[TASK INSTRUCTIONS]
Retype the line where "Convert this document image to plain text." appears and each line that follows it down to the last line of the records below. Leave the pictures out.

[RECORDS FOR THE TASK]
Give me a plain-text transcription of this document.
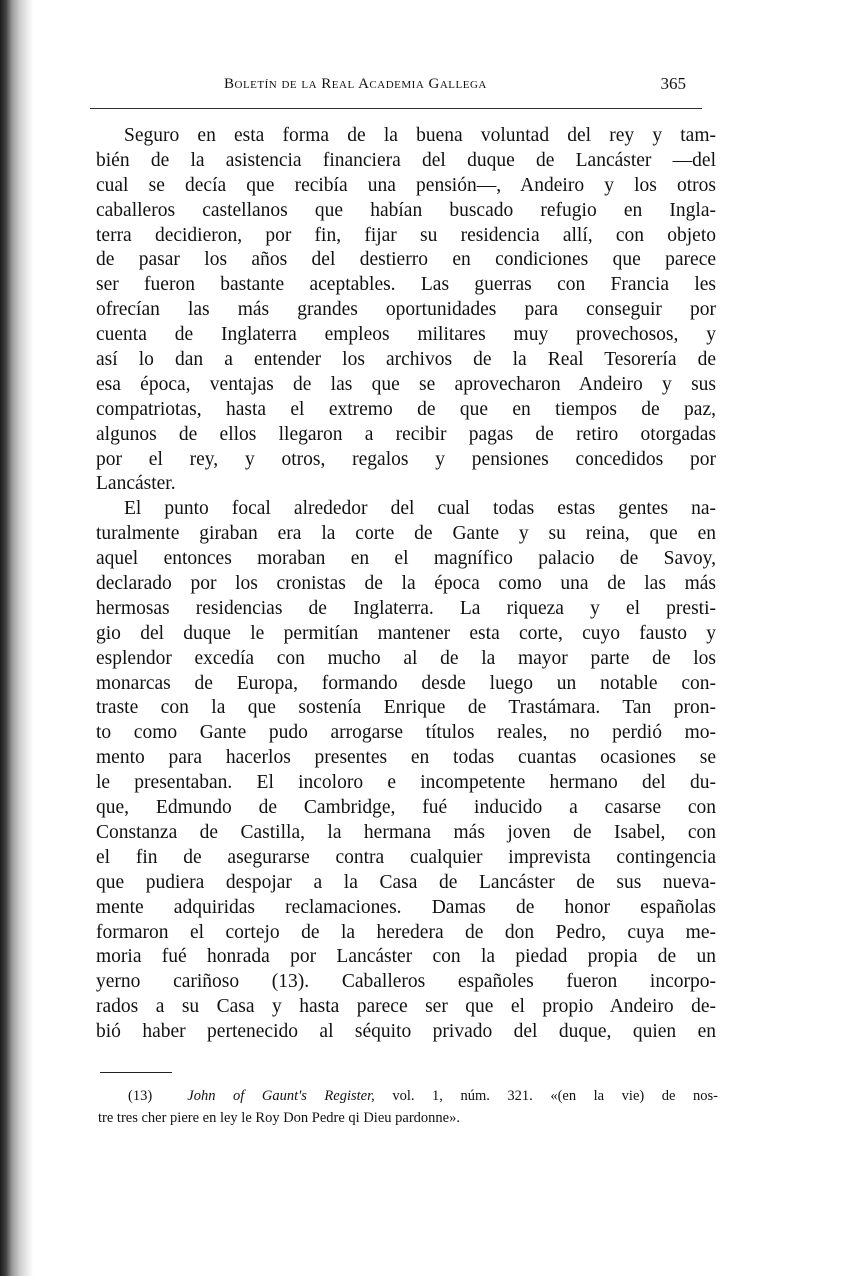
Boletín de la Real Academia Gallega	365
Seguro en esta forma de la buena voluntad del rey y tam-
bién de la asistencia financiera del duque de Lancáster —del
cual se decía que recibía una pensión—, Andeiro y los otros
caballeros castellanos que habían buscado refugio en Ingla-
terra decidieron, por fin, fijar su residencia allí, con objeto
de pasar los años del destierro en condiciones que parece
ser fueron bastante aceptables. Las guerras con Francia les
ofrecían las más grandes oportunidades para conseguir por
cuenta de Inglaterra empleos militares muy provechosos, y
así lo dan a entender los archivos de la Real Tesorería de
esa época, ventajas de las que se aprovecharon Andeiro y sus
compatriotas, hasta el extremo de que en tiempos de paz,
algunos de ellos llegaron a recibir pagas de retiro otorgadas
por el rey, y otros, regalos y pensiones concedidos por
Lancáster.
El punto focal alrededor del cual todas estas gentes na-
turalmente giraban era la corte de Gante y su reina, que en
aquel entonces moraban en el magnífico palacio de Savoy,
declarado por los cronistas de la época como una de las más
hermosas residencias de Inglaterra. La riqueza y el presti-
gio del duque le permitían mantener esta corte, cuyo fausto y
esplendor excedía con mucho al de la mayor parte de los
monarcas de Europa, formando desde luego un notable con-
traste con la que sostenía Enrique de Trastámara. Tan pron-
to como Gante pudo arrogarse títulos reales, no perdió mo-
mento para hacerlos presentes en todas cuantas ocasiones se
le presentaban. El incoloro e incompetente hermano del du-
que, Edmundo de Cambridge, fué inducido a casarse con
Constanza de Castilla, la hermana más joven de Isabel, con
el fin de asegurarse contra cualquier imprevista contingencia
que pudiera despojar a la Casa de Lancáster de sus nueva-
mente adquiridas reclamaciones. Damas de honor españolas
formaron el cortejo de la heredera de don Pedro, cuya me-
moria fué honrada por Lancáster con la piedad propia de un
yerno cariñoso (13). Caballeros españoles fueron incorpo-
rados a su Casa y hasta parece ser que el propio Andeiro de-
bió haber pertenecido al séquito privado del duque, quien en
(13) John of Gaunt's Register, vol. 1, núm. 321. «(en la vie) de nos-
tre tres cher piere en ley le Roy Don Pedre qi Dieu pardonne».
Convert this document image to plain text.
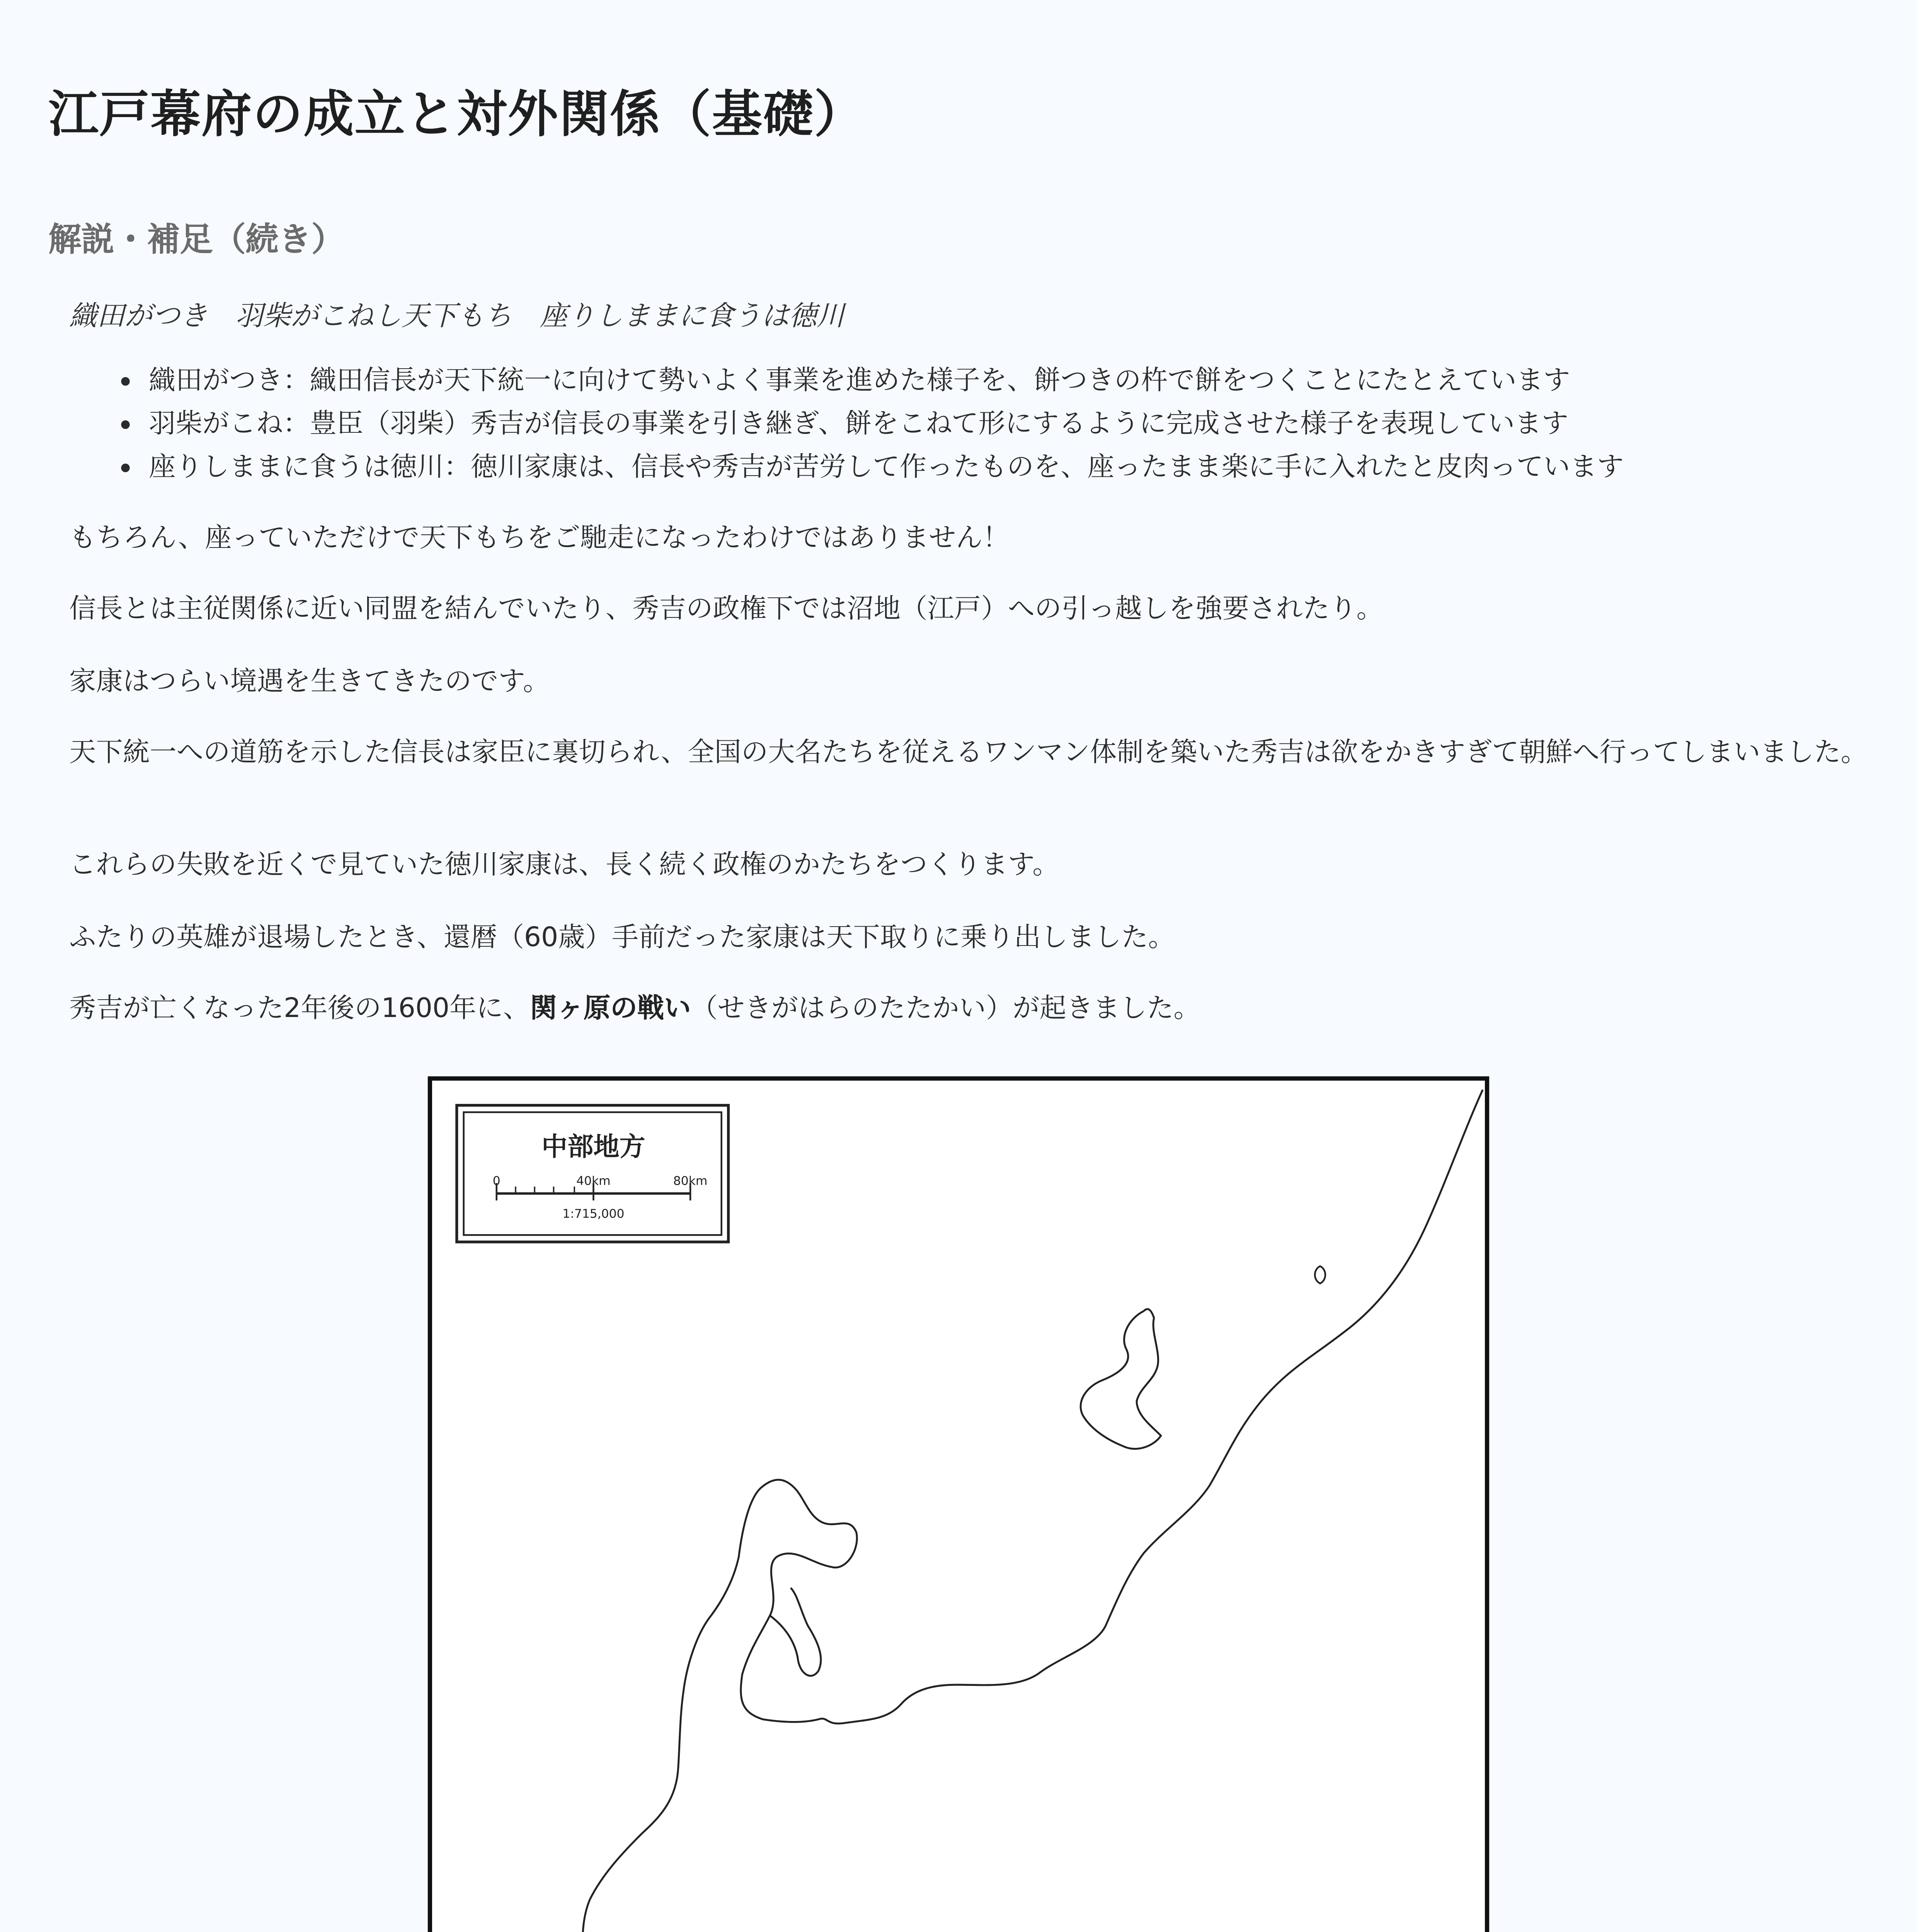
江戸幕府の成立と対外関係（基礎）
解説・補足（続き）

織田がつき　羽柴がこねし天下もち　座りしままに食うは徳川

• 織田がつき：織田信長が天下統一に向けて勢いよく事業を進めた様子を、餅つきの杵で餅をつくことにたとえています
• 羽柴がこね：豊臣（羽柴）秀吉が信長の事業を引き継ぎ、餅をこねて形にするように完成させた様子を表現しています
• 座りしままに食うは徳川：徳川家康は、信長や秀吉が苦労して作ったものを、座ったまま楽に手に入れたと皮肉っています

もちろん、座っていただけで天下もちをご馳走になったわけではありません！

信長とは主従関係に近い同盟を結んでいたり、秀吉の政権下では沼地（江戸）への引っ越しを強要されたり。

家康はつらい境遇を生きてきたのです。

天下統一への道筋を示した信長は家臣に裏切られ、全国の大名たちを従えるワンマン体制を築いた秀吉は欲をかきすぎて朝鮮へ行ってしまいました。

これらの失敗を近くで見ていた徳川家康は、長く続く政権のかたちをつくります。

ふたりの英雄が退場したとき、還暦（60歳）手前だった家康は天下取りに乗り出しました。

秀吉が亡くなった2年後の1600年に、関ヶ原の戦い（せきがはらのたたかい）が起きました。

中部地方
0	40km	80km
1:715,000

[REPLY]
Convert this document image to plain text.
江戸幕府の成立と対外関係（基礎）
解説・補足（続き）

織田がつき　羽柴がこねし天下もち　座りしままに食うは徳川

• 織田がつき：織田信長が天下統一に向けて勢いよく事業を進めた様子を、餅つきの杵で餅をつくことにたとえています
• 羽柴がこね：豊臣（羽柴）秀吉が信長の事業を引き継ぎ、餅をこねて形にするように完成させた様子を表現しています
• 座りしままに食うは徳川：徳川家康は、信長や秀吉が苦労して作ったものを、座ったまま楽に手に入れたと皮肉っています

もちろん、座っていただけで天下もちをご馳走になったわけではありません！

信長とは主従関係に近い同盟を結んでいたり、秀吉の政権下では沼地（江戸）への引っ越しを強要されたり。

家康はつらい境遇を生きてきたのです。

天下統一への道筋を示した信長は家臣に裏切られ、全国の大名たちを従えるワンマン体制を築いた秀吉は欲をかきすぎて朝鮮へ行ってしまいました。

これらの失敗を近くで見ていた徳川家康は、長く続く政権のかたちをつくります。

ふたりの英雄が退場したとき、還暦（60歳）手前だった家康は天下取りに乗り出しました。

秀吉が亡くなった2年後の1600年に、関ヶ原の戦い（せきがはらのたたかい）が起きました。

中部地方
0	40km	80km
1:715,000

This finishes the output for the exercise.